§ PROBLEM REQUIREMENTS
The listing below should be written out exactly; please include all of it.

-------- DATASET EXCERPTS --------

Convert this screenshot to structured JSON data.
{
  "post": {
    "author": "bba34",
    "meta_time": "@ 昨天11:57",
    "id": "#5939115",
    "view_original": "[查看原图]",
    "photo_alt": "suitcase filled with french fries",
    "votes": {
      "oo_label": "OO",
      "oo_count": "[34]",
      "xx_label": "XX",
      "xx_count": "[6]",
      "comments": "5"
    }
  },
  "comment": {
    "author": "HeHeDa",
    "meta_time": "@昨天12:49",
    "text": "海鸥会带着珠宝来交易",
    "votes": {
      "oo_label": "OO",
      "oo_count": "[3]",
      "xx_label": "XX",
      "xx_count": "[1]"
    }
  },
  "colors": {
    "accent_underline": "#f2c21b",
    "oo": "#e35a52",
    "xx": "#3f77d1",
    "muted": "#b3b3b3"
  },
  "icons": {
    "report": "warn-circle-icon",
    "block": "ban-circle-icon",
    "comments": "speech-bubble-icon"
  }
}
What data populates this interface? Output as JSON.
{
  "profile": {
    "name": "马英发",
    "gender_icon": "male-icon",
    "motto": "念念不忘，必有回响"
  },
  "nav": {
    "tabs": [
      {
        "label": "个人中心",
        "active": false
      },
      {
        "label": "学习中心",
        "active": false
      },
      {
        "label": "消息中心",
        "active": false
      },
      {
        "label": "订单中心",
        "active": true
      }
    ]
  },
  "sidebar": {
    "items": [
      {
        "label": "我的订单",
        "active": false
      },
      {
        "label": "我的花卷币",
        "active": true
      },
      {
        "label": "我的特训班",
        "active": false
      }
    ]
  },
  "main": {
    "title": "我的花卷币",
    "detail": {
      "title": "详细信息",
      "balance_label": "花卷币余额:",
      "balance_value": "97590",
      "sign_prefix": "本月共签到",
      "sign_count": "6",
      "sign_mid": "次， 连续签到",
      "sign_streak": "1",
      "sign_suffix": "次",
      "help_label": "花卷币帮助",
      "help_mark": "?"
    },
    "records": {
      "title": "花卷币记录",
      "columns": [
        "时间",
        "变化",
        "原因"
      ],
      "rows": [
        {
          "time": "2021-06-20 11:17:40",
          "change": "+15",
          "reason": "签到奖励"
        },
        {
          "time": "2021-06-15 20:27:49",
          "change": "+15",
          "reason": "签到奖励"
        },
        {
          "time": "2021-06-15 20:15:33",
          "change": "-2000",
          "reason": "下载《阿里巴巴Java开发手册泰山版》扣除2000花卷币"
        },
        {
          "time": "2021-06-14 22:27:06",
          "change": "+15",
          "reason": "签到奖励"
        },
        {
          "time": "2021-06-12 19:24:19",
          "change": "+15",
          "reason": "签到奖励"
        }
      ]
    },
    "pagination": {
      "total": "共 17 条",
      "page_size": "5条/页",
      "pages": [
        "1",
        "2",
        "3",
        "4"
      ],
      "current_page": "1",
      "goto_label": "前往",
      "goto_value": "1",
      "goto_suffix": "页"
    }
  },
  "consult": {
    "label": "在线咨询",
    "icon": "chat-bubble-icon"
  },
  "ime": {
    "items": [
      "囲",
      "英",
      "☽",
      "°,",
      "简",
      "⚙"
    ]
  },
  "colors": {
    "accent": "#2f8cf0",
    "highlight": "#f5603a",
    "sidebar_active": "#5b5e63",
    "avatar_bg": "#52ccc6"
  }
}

--------

§ TASK ANSWER
Convert this screenshot to structured JSON data.
{
  "post": {
    "author": "bba34",
    "meta_time": "@ 昨天11:57",
    "id": "#5939115",
    "view_original": "[查看原图]",
    "photo_alt": "suitcase filled with french fries",
    "votes": {
      "oo_label": "OO",
      "oo_count": "[34]",
      "xx_label": "XX",
      "xx_count": "[6]",
      "comments": "5"
    }
  },
  "comment": {
    "author": "HeHeDa",
    "meta_time": "@昨天12:49",
    "text": "海鸥会带着珠宝来交易",
    "votes": {
      "oo_label": "OO",
      "oo_count": "[3]",
      "xx_label": "XX",
      "xx_count": "[1]"
    }
  },
  "colors": {
    "accent_underline": "#f2c21b",
    "oo": "#e35a52",
    "xx": "#3f77d1",
    "muted": "#b3b3b3"
  },
  "icons": {
    "report": "warn-circle-icon",
    "block": "ban-circle-icon",
    "comments": "speech-bubble-icon"
  }
}
What data populates this interface? Output as JSON.
{
  "profile": {
    "name": "马英发",
    "gender_icon": "male-icon",
    "motto": "念念不忘，必有回响"
  },
  "nav": {
    "tabs": [
      {
        "label": "个人中心",
        "active": false
      },
      {
        "label": "学习中心",
        "active": false
      },
      {
        "label": "消息中心",
        "active": false
      },
      {
        "label": "订单中心",
        "active": true
      }
    ]
  },
  "sidebar": {
    "items": [
      {
        "label": "我的订单",
        "active": false
      },
      {
        "label": "我的花卷币",
        "active": true
      },
      {
        "label": "我的特训班",
        "active": false
      }
    ]
  },
  "main": {
    "title": "我的花卷币",
    "detail": {
      "title": "详细信息",
      "balance_label": "花卷币余额:",
      "balance_value": "97590",
      "sign_prefix": "本月共签到",
      "sign_count": "6",
      "sign_mid": "次， 连续签到",
      "sign_streak": "1",
      "sign_suffix": "次",
      "help_label": "花卷币帮助",
      "help_mark": "?"
    },
    "records": {
      "title": "花卷币记录",
      "columns": [
        "时间",
        "变化",
        "原因"
      ],
      "rows": [
        {
          "time": "2021-06-20 11:17:40",
          "change": "+15",
          "reason": "签到奖励"
        },
        {
          "time": "2021-06-15 20:27:49",
          "change": "+15",
          "reason": "签到奖励"
        },
        {
          "time": "2021-06-15 20:15:33",
          "change": "-2000",
          "reason": "下载《阿里巴巴Java开发手册泰山版》扣除2000花卷币"
        },
        {
          "time": "2021-06-14 22:27:06",
          "change": "+15",
          "reason": "签到奖励"
        },
        {
          "time": "2021-06-12 19:24:19",
          "change": "+15",
          "reason": "签到奖励"
        }
      ]
    },
    "pagination": {
      "total": "共 17 条",
      "page_size": "5条/页",
      "pages": [
        "1",
        "2",
        "3",
        "4"
      ],
      "current_page": "1",
      "goto_label": "前往",
      "goto_value": "1",
      "goto_suffix": "页"
    }
  },
  "consult": {
    "label": "在线咨询",
    "icon": "chat-bubble-icon"
  },
  "ime": {
    "items": [
      "囲",
      "英",
      "☽",
      "°,",
      "简",
      "⚙"
    ]
  },
  "colors": {
    "accent": "#2f8cf0",
    "highlight": "#f5603a",
    "sidebar_active": "#5b5e63",
    "avatar_bg": "#52ccc6"
  }
}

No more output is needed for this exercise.